┌──

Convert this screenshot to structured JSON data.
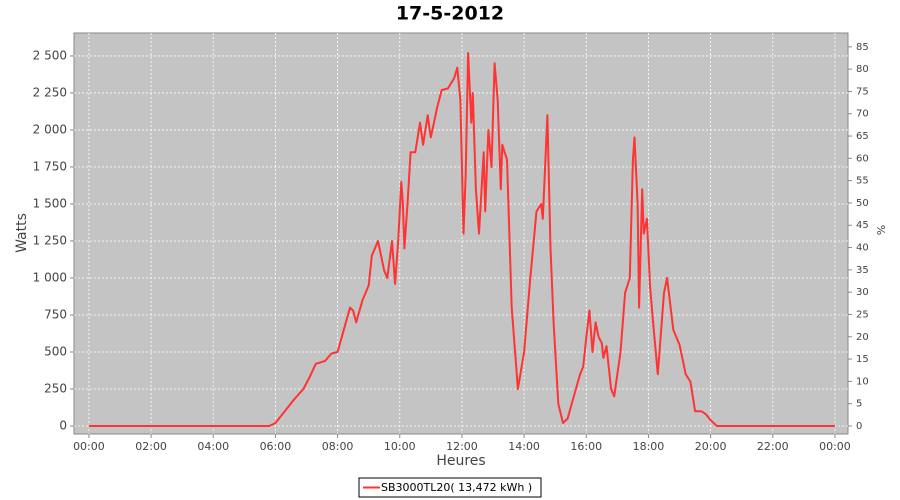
{
  "chart_data": {
    "type": "line",
    "title": "17-5-2012",
    "x_label": "Heures",
    "y_label": "Watts",
    "y2_label": "%",
    "x": [
      0,
      5.8,
      6.0,
      6.3,
      6.6,
      6.9,
      7.1,
      7.3,
      7.6,
      7.8,
      8.0,
      8.2,
      8.4,
      8.5,
      8.6,
      8.8,
      9.0,
      9.1,
      9.3,
      9.4,
      9.5,
      9.6,
      9.75,
      9.85,
      9.95,
      10.05,
      10.1,
      10.15,
      10.25,
      10.35,
      10.5,
      10.65,
      10.75,
      10.9,
      11.0,
      11.1,
      11.2,
      11.35,
      11.55,
      11.75,
      11.85,
      11.95,
      12.05,
      12.12,
      12.2,
      12.3,
      12.35,
      12.45,
      12.55,
      12.7,
      12.75,
      12.85,
      12.95,
      13.05,
      13.15,
      13.25,
      13.3,
      13.45,
      13.6,
      13.8,
      14.0,
      14.2,
      14.4,
      14.55,
      14.6,
      14.75,
      14.85,
      14.95,
      15.1,
      15.25,
      15.4,
      15.6,
      15.8,
      15.9,
      16.0,
      16.1,
      16.2,
      16.3,
      16.4,
      16.5,
      16.55,
      16.65,
      16.8,
      16.9,
      17.1,
      17.25,
      17.4,
      17.5,
      17.55,
      17.65,
      17.7,
      17.8,
      17.85,
      17.95,
      18.05,
      18.15,
      18.3,
      18.5,
      18.6,
      18.8,
      19.0,
      19.2,
      19.35,
      19.5,
      19.7,
      19.85,
      20.0,
      20.2,
      24
    ],
    "series": [
      {
        "name": "SB3000TL20( 13,472 kWh )",
        "color": "#ff3333",
        "values": [
          0,
          0,
          20,
          100,
          180,
          250,
          330,
          420,
          440,
          490,
          500,
          650,
          800,
          780,
          700,
          850,
          950,
          1150,
          1250,
          1150,
          1050,
          1000,
          1250,
          960,
          1250,
          1650,
          1500,
          1200,
          1500,
          1850,
          1850,
          2050,
          1900,
          2100,
          1950,
          2050,
          2150,
          2270,
          2280,
          2350,
          2420,
          2200,
          1300,
          1700,
          2520,
          2050,
          2250,
          1600,
          1300,
          1850,
          1450,
          2000,
          1750,
          2450,
          2200,
          1600,
          1900,
          1800,
          800,
          250,
          500,
          1000,
          1450,
          1500,
          1400,
          2100,
          1200,
          700,
          150,
          20,
          50,
          200,
          350,
          400,
          600,
          780,
          500,
          700,
          600,
          560,
          460,
          540,
          250,
          200,
          500,
          900,
          1000,
          1800,
          1950,
          1500,
          800,
          1600,
          1300,
          1400,
          950,
          700,
          350,
          900,
          1000,
          650,
          550,
          350,
          300,
          100,
          100,
          80,
          40,
          0,
          0
        ]
      }
    ],
    "xlim": [
      -0.48,
      24.42
    ],
    "xticks": [
      {
        "value": 0,
        "label": "00:00"
      },
      {
        "value": 2,
        "label": "02:00"
      },
      {
        "value": 4,
        "label": "04:00"
      },
      {
        "value": 6,
        "label": "06:00"
      },
      {
        "value": 8,
        "label": "08:00"
      },
      {
        "value": 10,
        "label": "10:00"
      },
      {
        "value": 12,
        "label": "12:00"
      },
      {
        "value": 14,
        "label": "14:00"
      },
      {
        "value": 16,
        "label": "16:00"
      },
      {
        "value": 18,
        "label": "18:00"
      },
      {
        "value": 20,
        "label": "20:00"
      },
      {
        "value": 22,
        "label": "22:00"
      },
      {
        "value": 24,
        "label": "00:00"
      }
    ],
    "ylim": [
      -54,
      2655
    ],
    "yticks": [
      0,
      250,
      500,
      750,
      {
        "value": 1000,
        "label": "1 000"
      },
      {
        "value": 1250,
        "label": "1 250"
      },
      {
        "value": 1500,
        "label": "1 500"
      },
      {
        "value": 1750,
        "label": "1 750"
      },
      {
        "value": 2000,
        "label": "2 000"
      },
      {
        "value": 2250,
        "label": "2 250"
      },
      {
        "value": 2500,
        "label": "2 500"
      }
    ],
    "y2lim": [
      -1.8,
      88.1
    ],
    "y2ticks": [
      0,
      5,
      10,
      15,
      20,
      25,
      30,
      35,
      40,
      45,
      50,
      55,
      60,
      65,
      70,
      75,
      80,
      85
    ],
    "grid": true
  }
}
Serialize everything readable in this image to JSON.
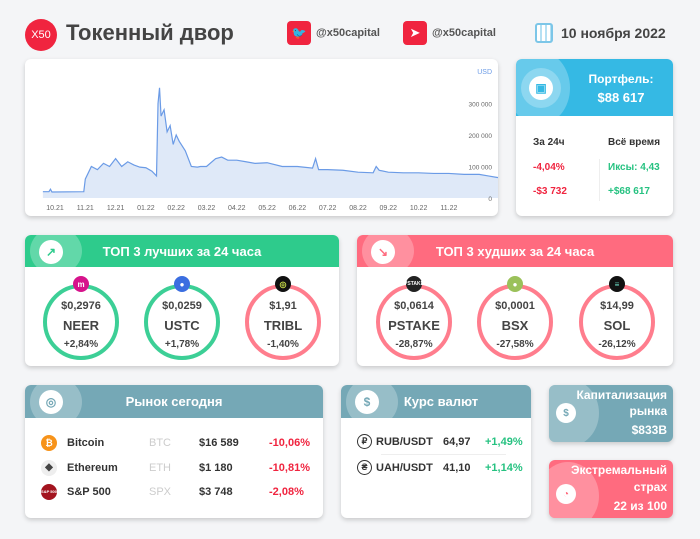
{
  "header": {
    "logo": "X50",
    "title": "Токенный двор",
    "twitter": "@x50capital",
    "telegram": "@x50capital",
    "date": "10 ноября 2022"
  },
  "chart_data": {
    "type": "area",
    "unit_label": "USD",
    "x_ticks": [
      "10.21",
      "11.21",
      "12.21",
      "01.22",
      "02.22",
      "03.22",
      "04.22",
      "05.22",
      "06.22",
      "07.22",
      "08.22",
      "09.22",
      "10.22",
      "11.22"
    ],
    "y_ticks": [
      "0",
      "100 000",
      "200 000",
      "300 000"
    ],
    "ylim": [
      0,
      380000
    ],
    "x": [
      -0.4,
      -0.2,
      -0.15,
      -0.1,
      0.95,
      1.0,
      1.2,
      1.4,
      1.6,
      1.8,
      2.0,
      2.2,
      2.4,
      2.6,
      2.8,
      3.0,
      3.2,
      3.35,
      3.4,
      3.45,
      3.5,
      3.6,
      3.7,
      3.8,
      3.9,
      4.0,
      4.1,
      4.3,
      4.5,
      4.7,
      4.8,
      5.0,
      5.3,
      5.5,
      5.7,
      6.0,
      6.3,
      6.6,
      7.0,
      7.5,
      8.0,
      8.5,
      8.6,
      8.7,
      9.0,
      9.5,
      10.0,
      10.5,
      10.6,
      10.7,
      11.0,
      11.5,
      12.0,
      12.5,
      13.0,
      13.5,
      14.0,
      14.3,
      14.6,
      14.75,
      14.8,
      15.0,
      15.3,
      15.4
    ],
    "y": [
      20000,
      20000,
      28000,
      19000,
      20000,
      60000,
      100000,
      90000,
      110000,
      100000,
      125000,
      100000,
      115000,
      105000,
      98000,
      96000,
      85000,
      70000,
      300000,
      350000,
      260000,
      280000,
      210000,
      230000,
      170000,
      200000,
      180000,
      150000,
      100000,
      98000,
      100000,
      100000,
      125000,
      130000,
      120000,
      120000,
      115000,
      110000,
      112000,
      100000,
      100000,
      95000,
      125000,
      90000,
      90000,
      88000,
      82000,
      80000,
      100000,
      88000,
      82000,
      80000,
      80000,
      78000,
      78000,
      75000,
      75000,
      70000,
      65000,
      65000,
      100000,
      100000,
      102000,
      95000
    ]
  },
  "portfolio": {
    "title": "Портфель:",
    "value": "$88 617",
    "col1": "За 24ч",
    "col2": "Всё время",
    "pct24": "-4,04%",
    "usd24": "-$3 732",
    "x_all": "Иксы: 4,43",
    "usd_all": "+$68 617"
  },
  "best": {
    "title": "ТОП 3 лучших за 24 часа",
    "items": [
      {
        "price": "$0,2976",
        "sym": "NEER",
        "chg": "+2,84%"
      },
      {
        "price": "$0,0259",
        "sym": "USTC",
        "chg": "+1,78%"
      },
      {
        "price": "$1,91",
        "sym": "TRIBL",
        "chg": "-1,40%"
      }
    ]
  },
  "worst": {
    "title": "ТОП 3 худших за 24 часа",
    "items": [
      {
        "price": "$0,0614",
        "sym": "PSTAKE",
        "chg": "-28,87%"
      },
      {
        "price": "$0,0001",
        "sym": "BSX",
        "chg": "-27,58%"
      },
      {
        "price": "$14,99",
        "sym": "SOL",
        "chg": "-26,12%"
      }
    ]
  },
  "market": {
    "title": "Рынок сегодня",
    "rows": [
      {
        "name": "Bitcoin",
        "ticker": "BTC",
        "price": "$16 589",
        "chg": "-10,06%"
      },
      {
        "name": "Ethereum",
        "ticker": "ETH",
        "price": "$1 180",
        "chg": "-10,81%"
      },
      {
        "name": "S&P 500",
        "ticker": "SPX",
        "price": "$3 748",
        "chg": "-2,08%",
        "logo": "S&P 500"
      }
    ]
  },
  "fx": {
    "title": "Курс валют",
    "rows": [
      {
        "pair": "RUB/USDT",
        "rate": "64,97",
        "chg": "+1,49%"
      },
      {
        "pair": "UAH/USDT",
        "rate": "41,10",
        "chg": "+1,14%"
      }
    ]
  },
  "cap": {
    "title1": "Капитализация",
    "title2": "рынка",
    "value": "$833B"
  },
  "fear": {
    "title1": "Экстремальный",
    "title2": "страх",
    "value": "22 из 100"
  },
  "colors": {
    "red": "#f0243f",
    "green": "#26c281",
    "blue": "#35b9e4",
    "teal": "#75a8b6",
    "pink": "#ff6b7f",
    "greenHdr": "#2ecb8c"
  }
}
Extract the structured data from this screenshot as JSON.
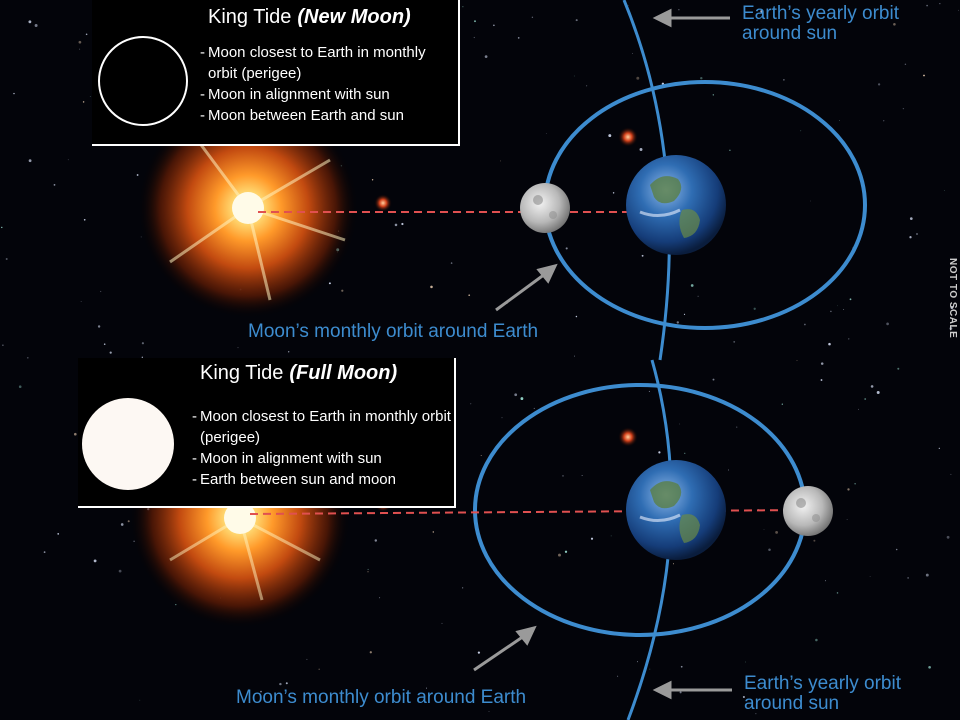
{
  "panels": [
    {
      "title": "King Tide",
      "phase": "(New Moon)",
      "bullets": [
        "Moon closest to Earth in monthly orbit (perigee)",
        "Moon in alignment with sun",
        "Moon between Earth and sun"
      ],
      "moon_orbit_label": "Moon’s monthly orbit around Earth",
      "earth_orbit_label": "Earth’s yearly orbit around sun"
    },
    {
      "title": "King Tide",
      "phase": "(Full Moon)",
      "bullets": [
        "Moon closest to Earth in monthly orbit (perigee)",
        "Moon in alignment with sun",
        "Earth between sun and moon"
      ],
      "moon_orbit_label": "Moon’s monthly orbit around Earth",
      "earth_orbit_label": "Earth’s yearly orbit around sun"
    }
  ],
  "scale_note": "NOT TO SCALE",
  "colors": {
    "orbit": "#3d8ccf",
    "alignment_line": "#e05050",
    "arrow": "#9a9a9a",
    "legend_border": "#ffffff"
  }
}
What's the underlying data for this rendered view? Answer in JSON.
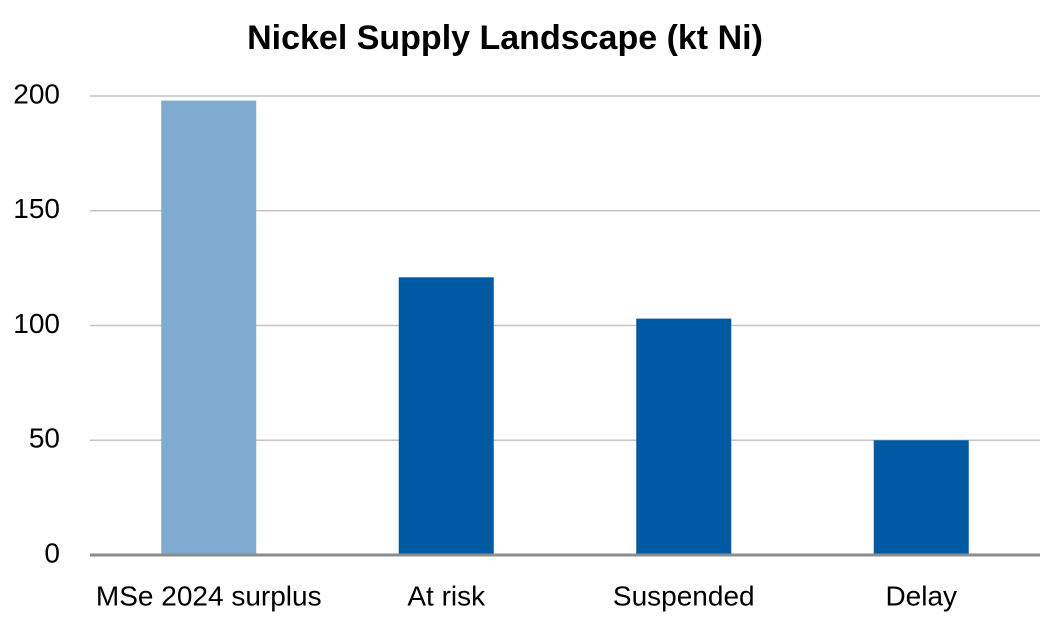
{
  "chart_data": {
    "type": "bar",
    "title": "Nickel Supply Landscape (kt Ni)",
    "categories": [
      "MSe 2024 surplus",
      "At risk",
      "Suspended",
      "Delay"
    ],
    "values": [
      198,
      121,
      103,
      50
    ],
    "colors": [
      "#7fabd1",
      "#005aa3",
      "#005aa3",
      "#005aa3"
    ],
    "ylim": [
      0,
      200
    ],
    "yticks": [
      0,
      50,
      100,
      150,
      200
    ],
    "grid": true
  }
}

└──

SHORT PROBLEM - Beginning with the line with "What's the underlying", repeat the entries above exactly, up to and including the last line, leaving out pictures.

WORKED ANSWER -
What's the underlying data for this rendered view? Answer in JSON.
{
  "chart_data": {
    "type": "bar",
    "title": "Nickel Supply Landscape (kt Ni)",
    "categories": [
      "MSe 2024 surplus",
      "At risk",
      "Suspended",
      "Delay"
    ],
    "values": [
      198,
      121,
      103,
      50
    ],
    "colors": [
      "#7fabd1",
      "#005aa3",
      "#005aa3",
      "#005aa3"
    ],
    "ylim": [
      0,
      200
    ],
    "yticks": [
      0,
      50,
      100,
      150,
      200
    ],
    "grid": true
  }
}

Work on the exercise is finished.